▶ _Task A_:
Using the investment calculator text, list each investment type that has a historical average annual return, along with that average.
▶ _Task B_:
Retype the investment calculator text, everything from "3. 3Click Calculate" down to "Rule of 72.".

▶ _Given passage_:
========================================
Calculate how your investment grows with compound interest and monthly contributions. See your final value, total interest earned, and how long to double your money.

What is this calculator?

This investment calculator shows how your portfolio grows over time through compound interest on an initial investment plus regular monthly contributions. It also uses the Rule of 72 to estimate how long it takes to double your money at the given return rate.

Formula

r = annualReturn / 100 / 12 (monthly rate) n = years × 12 (total months) Final Value = initialAmount × (1+r)^n + monthlyContribution × ((1+r)^n − 1) / r Total Contributions = initialAmount + monthlyContribution × n Total Returns = Final Value − Total Contributions Doubling Time ≈ 72 / annualReturn

Example

$10,000 initial, $200/month, 7% annual return, 20 years: r = 0.5833%/month, n = 240 months. Final ≈ $144,959. Total contributed: $58,000. Total returns: $86,959. Doubling time at 7%: ≈ 10.3 years.

How to use

  1. 1Enter your initial investment amount and optional monthly contribution.
  2. 2Set the expected annual return rate (default 7%) and investment period in years (default 10).
  3. 3Click Calculate to see your final portfolio value, total amount invested, total returns earned, and your investment's doubling time via the Rule of 72.

Frequently Asked Questions

How is compound interest calculated with monthly contributions?
The total future value combines two parts: (1) the lump-sum growth of your initial investment — FV = P × (1+r)^n — and (2) the future value of your monthly contributions as an annuity — FV = C × ((1+r)^n − 1) / r. Here r is the monthly rate (annual rate / 12) and n is total months (years × 12). The two are added together for the final portfolio value.
What is the Rule of 72?
The Rule of 72 is a shortcut to estimate how long it takes to double your investment: Doubling Time ≈ 72 / Annual Return Rate. At 7% return, your investment doubles in about 72/7 ≈ 10.3 years. At 10%, it doubles in 7.2 years. This rule works because ln(2) / ln(1+r) ≈ 0.693 / r ≈ 72 / (100r) for typical interest rates.
What annual return rate should I assume?
Historical averages for common investment types: S&P 500 index fund ≈ 10% nominal, 7% real (inflation-adjusted); balanced stock/bond portfolio ≈ 6–8%; bond funds ≈ 3–5%; savings account ≈ 1–5%. This calculator defaults to 7%, which is a conservative estimate for a diversified portfolio over the long term.
Does this calculator account for taxes or inflation?
No. The calculator shows nominal returns before taxes or inflation. To estimate real (inflation-adjusted) returns, subtract the inflation rate from your annual return before entering it. For example, if you expect 7% nominal and 3% inflation, enter 4% to see real growth. Tax treatment depends on account type (taxable vs. 401k vs. IRA).
What is the difference between total contributions and total returns?
Total contributions is simply the money you actually put in: initial investment plus all monthly contributions. Total returns (interest) is the growth generated by compounding — it is the difference between final value and total contributions. For long periods at moderate rates, total returns typically dwarf total contributions due to the exponential nature of compound growth.
========================================
▶ _Material provided_:
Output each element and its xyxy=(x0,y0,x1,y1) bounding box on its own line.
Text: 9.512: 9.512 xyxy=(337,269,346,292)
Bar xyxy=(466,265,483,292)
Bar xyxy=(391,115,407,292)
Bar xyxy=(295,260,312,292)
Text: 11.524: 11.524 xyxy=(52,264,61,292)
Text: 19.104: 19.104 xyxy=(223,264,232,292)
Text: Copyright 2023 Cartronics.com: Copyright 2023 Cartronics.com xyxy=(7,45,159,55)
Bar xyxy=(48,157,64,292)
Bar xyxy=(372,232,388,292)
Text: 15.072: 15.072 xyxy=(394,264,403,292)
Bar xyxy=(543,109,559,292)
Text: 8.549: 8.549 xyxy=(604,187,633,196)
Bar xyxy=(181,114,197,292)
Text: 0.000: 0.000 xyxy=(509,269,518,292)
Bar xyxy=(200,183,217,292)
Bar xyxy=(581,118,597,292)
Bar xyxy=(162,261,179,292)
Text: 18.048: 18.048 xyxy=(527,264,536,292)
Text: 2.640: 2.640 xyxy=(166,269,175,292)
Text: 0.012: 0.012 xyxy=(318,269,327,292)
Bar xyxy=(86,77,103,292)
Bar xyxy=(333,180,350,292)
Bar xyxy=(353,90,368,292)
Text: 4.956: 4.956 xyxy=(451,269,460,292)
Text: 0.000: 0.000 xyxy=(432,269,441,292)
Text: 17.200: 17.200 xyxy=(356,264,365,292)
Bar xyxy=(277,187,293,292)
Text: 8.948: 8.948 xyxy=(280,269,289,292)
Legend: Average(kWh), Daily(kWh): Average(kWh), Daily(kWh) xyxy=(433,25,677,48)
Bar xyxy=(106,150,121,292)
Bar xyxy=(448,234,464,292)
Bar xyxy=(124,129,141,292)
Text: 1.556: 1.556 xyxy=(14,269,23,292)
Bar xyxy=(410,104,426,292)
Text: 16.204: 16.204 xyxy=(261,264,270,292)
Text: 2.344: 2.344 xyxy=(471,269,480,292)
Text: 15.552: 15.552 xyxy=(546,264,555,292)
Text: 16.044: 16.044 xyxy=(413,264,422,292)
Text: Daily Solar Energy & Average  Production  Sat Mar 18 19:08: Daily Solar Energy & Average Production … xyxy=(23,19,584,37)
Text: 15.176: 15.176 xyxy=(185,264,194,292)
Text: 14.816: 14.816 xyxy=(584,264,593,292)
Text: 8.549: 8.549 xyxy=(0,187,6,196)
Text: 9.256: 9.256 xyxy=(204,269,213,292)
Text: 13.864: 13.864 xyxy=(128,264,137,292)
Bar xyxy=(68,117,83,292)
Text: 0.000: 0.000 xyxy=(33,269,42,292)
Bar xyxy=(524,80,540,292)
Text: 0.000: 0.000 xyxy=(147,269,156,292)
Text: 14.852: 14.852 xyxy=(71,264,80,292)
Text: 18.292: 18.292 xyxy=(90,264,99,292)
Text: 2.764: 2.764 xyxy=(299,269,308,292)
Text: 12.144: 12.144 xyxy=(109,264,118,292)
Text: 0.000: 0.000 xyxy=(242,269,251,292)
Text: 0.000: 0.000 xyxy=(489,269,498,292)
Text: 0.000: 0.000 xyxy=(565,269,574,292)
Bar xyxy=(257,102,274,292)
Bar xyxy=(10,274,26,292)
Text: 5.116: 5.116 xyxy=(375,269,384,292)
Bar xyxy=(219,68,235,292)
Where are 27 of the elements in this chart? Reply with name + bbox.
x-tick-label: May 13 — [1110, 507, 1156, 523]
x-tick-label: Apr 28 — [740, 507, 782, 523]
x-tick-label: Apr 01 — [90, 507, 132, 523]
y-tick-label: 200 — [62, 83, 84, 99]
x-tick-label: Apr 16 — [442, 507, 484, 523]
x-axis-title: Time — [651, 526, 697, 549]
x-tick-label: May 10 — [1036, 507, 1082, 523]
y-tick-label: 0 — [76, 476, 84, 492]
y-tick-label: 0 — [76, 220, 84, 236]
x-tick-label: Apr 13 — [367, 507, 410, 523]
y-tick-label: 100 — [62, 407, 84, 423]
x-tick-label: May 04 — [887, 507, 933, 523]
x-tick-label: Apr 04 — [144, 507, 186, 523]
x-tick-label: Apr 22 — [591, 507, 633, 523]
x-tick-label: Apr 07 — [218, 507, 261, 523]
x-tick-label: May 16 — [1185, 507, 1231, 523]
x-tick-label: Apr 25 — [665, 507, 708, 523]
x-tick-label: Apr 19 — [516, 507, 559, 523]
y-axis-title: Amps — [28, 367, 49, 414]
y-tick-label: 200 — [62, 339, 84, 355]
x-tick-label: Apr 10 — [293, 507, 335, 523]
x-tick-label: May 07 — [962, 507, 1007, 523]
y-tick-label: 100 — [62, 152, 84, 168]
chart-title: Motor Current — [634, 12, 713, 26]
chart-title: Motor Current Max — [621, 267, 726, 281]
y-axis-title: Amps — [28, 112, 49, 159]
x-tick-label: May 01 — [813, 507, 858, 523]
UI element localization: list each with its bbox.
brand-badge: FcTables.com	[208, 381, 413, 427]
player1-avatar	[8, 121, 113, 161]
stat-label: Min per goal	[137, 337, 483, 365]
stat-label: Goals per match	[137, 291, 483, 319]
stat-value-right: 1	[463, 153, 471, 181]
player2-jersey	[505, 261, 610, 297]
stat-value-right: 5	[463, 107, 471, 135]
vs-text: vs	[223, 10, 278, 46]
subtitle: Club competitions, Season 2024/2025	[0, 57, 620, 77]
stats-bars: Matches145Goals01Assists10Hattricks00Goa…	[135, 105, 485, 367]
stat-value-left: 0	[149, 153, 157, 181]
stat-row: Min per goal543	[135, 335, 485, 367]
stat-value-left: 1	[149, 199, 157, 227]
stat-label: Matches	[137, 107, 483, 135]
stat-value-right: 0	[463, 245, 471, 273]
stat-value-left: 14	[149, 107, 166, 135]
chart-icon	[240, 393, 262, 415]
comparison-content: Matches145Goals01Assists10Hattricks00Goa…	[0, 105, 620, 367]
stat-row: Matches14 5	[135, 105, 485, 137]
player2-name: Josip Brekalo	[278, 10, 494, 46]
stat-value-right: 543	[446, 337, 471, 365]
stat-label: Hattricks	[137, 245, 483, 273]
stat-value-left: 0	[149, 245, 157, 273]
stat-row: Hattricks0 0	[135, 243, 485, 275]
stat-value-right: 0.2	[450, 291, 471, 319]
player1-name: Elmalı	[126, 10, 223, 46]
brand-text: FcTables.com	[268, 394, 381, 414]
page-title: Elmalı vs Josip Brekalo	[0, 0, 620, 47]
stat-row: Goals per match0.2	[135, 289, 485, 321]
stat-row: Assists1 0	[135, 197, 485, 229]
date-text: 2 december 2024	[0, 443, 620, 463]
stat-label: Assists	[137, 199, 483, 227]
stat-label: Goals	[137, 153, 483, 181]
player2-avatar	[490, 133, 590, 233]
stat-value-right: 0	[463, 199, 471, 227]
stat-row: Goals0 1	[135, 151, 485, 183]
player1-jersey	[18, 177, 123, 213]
========================================
▶ _Final answer A_:
- S&P 500 index fund: ≈ 10% nominal, 7% real (inflation-adjusted)
- Balanced stock/bond portfolio: ≈ 6–8%
- Bond funds: ≈ 3–5%
- Savings account: ≈ 1–5%

▶ _Final answer B_:
3. 3Click Calculate to see your final portfolio value, total amount invested, total returns earned, and your investment's doubling time via the Rule of 72.